Task prompt
Print the complete set of entries exactly.

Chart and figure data
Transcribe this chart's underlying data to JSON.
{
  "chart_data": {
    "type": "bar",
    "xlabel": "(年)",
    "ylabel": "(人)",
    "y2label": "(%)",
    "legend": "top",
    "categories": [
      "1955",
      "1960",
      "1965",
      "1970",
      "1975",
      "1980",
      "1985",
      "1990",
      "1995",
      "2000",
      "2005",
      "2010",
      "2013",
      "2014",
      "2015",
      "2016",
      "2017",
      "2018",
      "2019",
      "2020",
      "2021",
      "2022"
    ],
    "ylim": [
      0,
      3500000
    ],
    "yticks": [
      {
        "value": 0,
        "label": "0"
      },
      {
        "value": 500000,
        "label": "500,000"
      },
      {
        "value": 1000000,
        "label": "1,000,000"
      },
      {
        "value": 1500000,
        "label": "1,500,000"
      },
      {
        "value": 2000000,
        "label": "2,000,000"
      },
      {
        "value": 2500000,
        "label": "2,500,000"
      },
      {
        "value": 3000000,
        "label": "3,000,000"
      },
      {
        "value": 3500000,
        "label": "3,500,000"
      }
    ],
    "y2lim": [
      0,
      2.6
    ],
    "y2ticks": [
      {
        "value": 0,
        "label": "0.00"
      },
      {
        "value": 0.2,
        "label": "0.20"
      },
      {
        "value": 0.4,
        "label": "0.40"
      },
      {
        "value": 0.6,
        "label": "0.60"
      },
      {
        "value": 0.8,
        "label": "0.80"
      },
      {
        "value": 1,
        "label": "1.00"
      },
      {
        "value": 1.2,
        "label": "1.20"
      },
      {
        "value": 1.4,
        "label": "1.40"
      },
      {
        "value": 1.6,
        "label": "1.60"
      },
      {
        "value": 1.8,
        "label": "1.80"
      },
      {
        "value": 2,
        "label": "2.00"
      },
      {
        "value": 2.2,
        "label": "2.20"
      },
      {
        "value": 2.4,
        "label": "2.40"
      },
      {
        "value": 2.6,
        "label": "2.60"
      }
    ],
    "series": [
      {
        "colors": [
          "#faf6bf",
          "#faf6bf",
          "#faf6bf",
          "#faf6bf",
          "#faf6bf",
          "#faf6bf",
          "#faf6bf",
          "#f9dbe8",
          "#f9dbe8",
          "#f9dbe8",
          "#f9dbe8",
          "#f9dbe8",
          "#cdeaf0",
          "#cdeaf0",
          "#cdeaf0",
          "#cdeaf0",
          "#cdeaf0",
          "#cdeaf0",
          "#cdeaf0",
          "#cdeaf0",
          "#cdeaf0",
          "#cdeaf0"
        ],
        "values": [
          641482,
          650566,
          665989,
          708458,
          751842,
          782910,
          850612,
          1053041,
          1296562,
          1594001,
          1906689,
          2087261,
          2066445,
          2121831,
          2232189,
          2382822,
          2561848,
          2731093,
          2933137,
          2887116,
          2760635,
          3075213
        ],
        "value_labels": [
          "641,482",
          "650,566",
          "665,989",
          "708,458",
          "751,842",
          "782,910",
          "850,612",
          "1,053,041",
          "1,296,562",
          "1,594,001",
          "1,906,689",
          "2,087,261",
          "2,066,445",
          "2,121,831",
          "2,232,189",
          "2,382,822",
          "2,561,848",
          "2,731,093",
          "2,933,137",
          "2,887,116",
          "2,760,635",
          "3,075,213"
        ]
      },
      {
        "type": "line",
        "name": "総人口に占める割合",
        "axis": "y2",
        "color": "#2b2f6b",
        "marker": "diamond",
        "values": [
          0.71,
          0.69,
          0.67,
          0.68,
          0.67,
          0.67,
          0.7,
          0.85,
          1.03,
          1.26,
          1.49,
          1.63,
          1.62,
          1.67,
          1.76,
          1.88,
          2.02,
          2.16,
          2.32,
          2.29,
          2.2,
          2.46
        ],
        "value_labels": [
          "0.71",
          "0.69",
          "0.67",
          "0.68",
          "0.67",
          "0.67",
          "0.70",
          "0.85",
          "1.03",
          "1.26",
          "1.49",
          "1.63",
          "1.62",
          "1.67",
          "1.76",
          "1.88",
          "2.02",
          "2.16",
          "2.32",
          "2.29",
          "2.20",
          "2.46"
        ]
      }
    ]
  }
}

Exercise result
Transcribe this chart's underlying data to JSON.
{
  "chart_data": {
    "type": "bar",
    "xlabel": "(年)",
    "ylabel": "(人)",
    "y2label": "(%)",
    "legend": "top",
    "categories": [
      "1955",
      "1960",
      "1965",
      "1970",
      "1975",
      "1980",
      "1985",
      "1990",
      "1995",
      "2000",
      "2005",
      "2010",
      "2013",
      "2014",
      "2015",
      "2016",
      "2017",
      "2018",
      "2019",
      "2020",
      "2021",
      "2022"
    ],
    "ylim": [
      0,
      3500000
    ],
    "yticks": [
      {
        "value": 0,
        "label": "0"
      },
      {
        "value": 500000,
        "label": "500,000"
      },
      {
        "value": 1000000,
        "label": "1,000,000"
      },
      {
        "value": 1500000,
        "label": "1,500,000"
      },
      {
        "value": 2000000,
        "label": "2,000,000"
      },
      {
        "value": 2500000,
        "label": "2,500,000"
      },
      {
        "value": 3000000,
        "label": "3,000,000"
      },
      {
        "value": 3500000,
        "label": "3,500,000"
      }
    ],
    "y2lim": [
      0,
      2.6
    ],
    "y2ticks": [
      {
        "value": 0,
        "label": "0.00"
      },
      {
        "value": 0.2,
        "label": "0.20"
      },
      {
        "value": 0.4,
        "label": "0.40"
      },
      {
        "value": 0.6,
        "label": "0.60"
      },
      {
        "value": 0.8,
        "label": "0.80"
      },
      {
        "value": 1,
        "label": "1.00"
      },
      {
        "value": 1.2,
        "label": "1.20"
      },
      {
        "value": 1.4,
        "label": "1.40"
      },
      {
        "value": 1.6,
        "label": "1.60"
      },
      {
        "value": 1.8,
        "label": "1.80"
      },
      {
        "value": 2,
        "label": "2.00"
      },
      {
        "value": 2.2,
        "label": "2.20"
      },
      {
        "value": 2.4,
        "label": "2.40"
      },
      {
        "value": 2.6,
        "label": "2.60"
      }
    ],
    "series": [
      {
        "colors": [
          "#faf6bf",
          "#faf6bf",
          "#faf6bf",
          "#faf6bf",
          "#faf6bf",
          "#faf6bf",
          "#faf6bf",
          "#f9dbe8",
          "#f9dbe8",
          "#f9dbe8",
          "#f9dbe8",
          "#f9dbe8",
          "#cdeaf0",
          "#cdeaf0",
          "#cdeaf0",
          "#cdeaf0",
          "#cdeaf0",
          "#cdeaf0",
          "#cdeaf0",
          "#cdeaf0",
          "#cdeaf0",
          "#cdeaf0"
        ],
        "values": [
          641482,
          650566,
          665989,
          708458,
          751842,
          782910,
          850612,
          1053041,
          1296562,
          1594001,
          1906689,
          2087261,
          2066445,
          2121831,
          2232189,
          2382822,
          2561848,
          2731093,
          2933137,
          2887116,
          2760635,
          3075213
        ],
        "value_labels": [
          "641,482",
          "650,566",
          "665,989",
          "708,458",
          "751,842",
          "782,910",
          "850,612",
          "1,053,041",
          "1,296,562",
          "1,594,001",
          "1,906,689",
          "2,087,261",
          "2,066,445",
          "2,121,831",
          "2,232,189",
          "2,382,822",
          "2,561,848",
          "2,731,093",
          "2,933,137",
          "2,887,116",
          "2,760,635",
          "3,075,213"
        ]
      },
      {
        "type": "line",
        "name": "総人口に占める割合",
        "axis": "y2",
        "color": "#2b2f6b",
        "marker": "diamond",
        "values": [
          0.71,
          0.69,
          0.67,
          0.68,
          0.67,
          0.67,
          0.7,
          0.85,
          1.03,
          1.26,
          1.49,
          1.63,
          1.62,
          1.67,
          1.76,
          1.88,
          2.02,
          2.16,
          2.32,
          2.29,
          2.2,
          2.46
        ],
        "value_labels": [
          "0.71",
          "0.69",
          "0.67",
          "0.68",
          "0.67",
          "0.67",
          "0.70",
          "0.85",
          "1.03",
          "1.26",
          "1.49",
          "1.63",
          "1.62",
          "1.67",
          "1.76",
          "1.88",
          "2.02",
          "2.16",
          "2.32",
          "2.29",
          "2.20",
          "2.46"
        ]
      }
    ]
  }
}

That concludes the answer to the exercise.